Dataset items:
-- START --

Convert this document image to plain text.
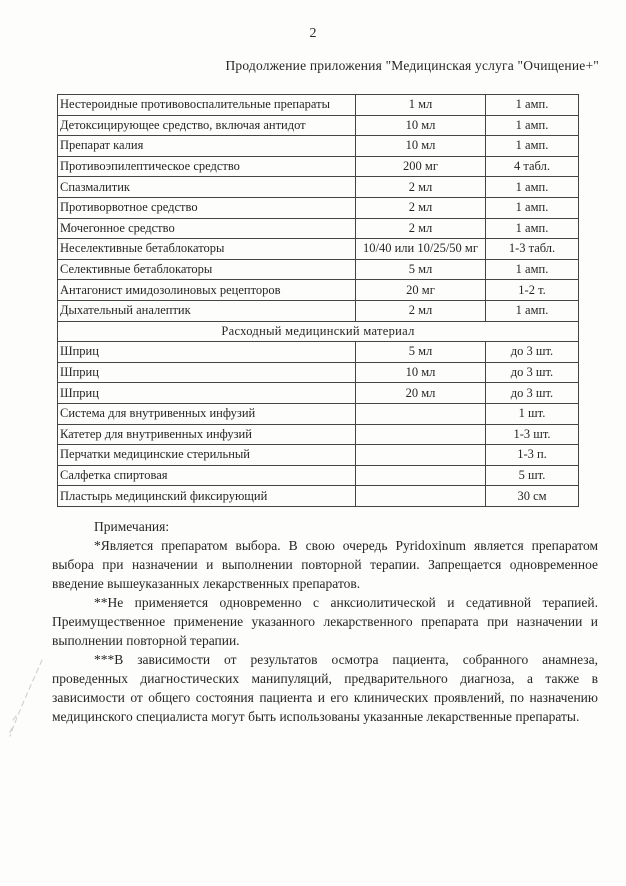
2
Продолжение приложения "Медицинская услуга "Очищение+"
Нестероидные противовоспалительные препараты	1 мл	1 амп.
Детоксицирующее средство, включая антидот	10 мл	1 амп.
Препарат калия	10 мл	1 амп.
Противоэпилептическое средство	200 мг	4 табл.
Спазмалитик	2 мл	1 амп.
Противорвотное средство	2 мл	1 амп.
Мочегонное средство	2 мл	1 амп.
Неселективные бетаблокаторы	10/40 или 10/25/50 мг	1-3 табл.
Селективные бетаблокаторы	5 мл	1 амп.
Антагонист имидозолиновых рецепторов	20 мг	1-2 т.
Дыхательный аналептик	2 мл	1 амп.
Расходный медицинский материал		
Шприц	5 мл	до 3 шт.
Шприц	10 мл	до 3 шт.
Шприц	20 мл	до 3 шт.
Система для внутривенных инфузий		1 шт.
Катетер для внутривенных инфузий		1-3 шт.
Перчатки медицинские стерильный		1-3 п.
Салфетка спиртовая		5 шт.
Пластырь медицинский фиксирующий		30 см

Примечания:

*Является препаратом выбора. В свою очередь Pyridoxinum является препаратом выбора при назначении и выполнении повторной терапии. Запрещается одновременное введение вышеуказанных лекарственных препаратов.

**Не применяется одновременно с анксиолитической и седативной терапией. Преимущественное применение указанного лекарственного препарата при назначении и выполнении повторной терапии.

***В зависимости от результатов осмотра пациента, собранного анамнеза, проведенных диагностических манипуляций, предварительного диагноза, а также в зависимости от общего состояния пациента и его клинических проявлений, по назначению медицинского специалиста могут быть использованы указанные лекарственные препараты.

-- END --

## [Task to carry out]
Print each of the records above exactly as written, leaving no picture in the copy.

## [Answer to the task]
Convert this document image to plain text.
2
Продолжение приложения "Медицинская услуга "Очищение+"
Нестероидные противовоспалительные препараты	1 мл	1 амп.
Детоксицирующее средство, включая антидот	10 мл	1 амп.
Препарат калия	10 мл	1 амп.
Противоэпилептическое средство	200 мг	4 табл.
Спазмалитик	2 мл	1 амп.
Противорвотное средство	2 мл	1 амп.
Мочегонное средство	2 мл	1 амп.
Неселективные бетаблокаторы	10/40 или 10/25/50 мг	1-3 табл.
Селективные бетаблокаторы	5 мл	1 амп.
Антагонист имидозолиновых рецепторов	20 мг	1-2 т.
Дыхательный аналептик	2 мл	1 амп.
Расходный медицинский материал		
Шприц	5 мл	до 3 шт.
Шприц	10 мл	до 3 шт.
Шприц	20 мл	до 3 шт.
Система для внутривенных инфузий		1 шт.
Катетер для внутривенных инфузий		1-3 шт.
Перчатки медицинские стерильный		1-3 п.
Салфетка спиртовая		5 шт.
Пластырь медицинский фиксирующий		30 см

Примечания:

*Является препаратом выбора. В свою очередь Pyridoxinum является препаратом выбора при назначении и выполнении повторной терапии. Запрещается одновременное введение вышеуказанных лекарственных препаратов.

**Не применяется одновременно с анксиолитической и седативной терапией. Преимущественное применение указанного лекарственного препарата при назначении и выполнении повторной терапии.

***В зависимости от результатов осмотра пациента, собранного анамнеза, проведенных диагностических манипуляций, предварительного диагноза, а также в зависимости от общего состояния пациента и его клинических проявлений, по назначению медицинского специалиста могут быть использованы указанные лекарственные препараты.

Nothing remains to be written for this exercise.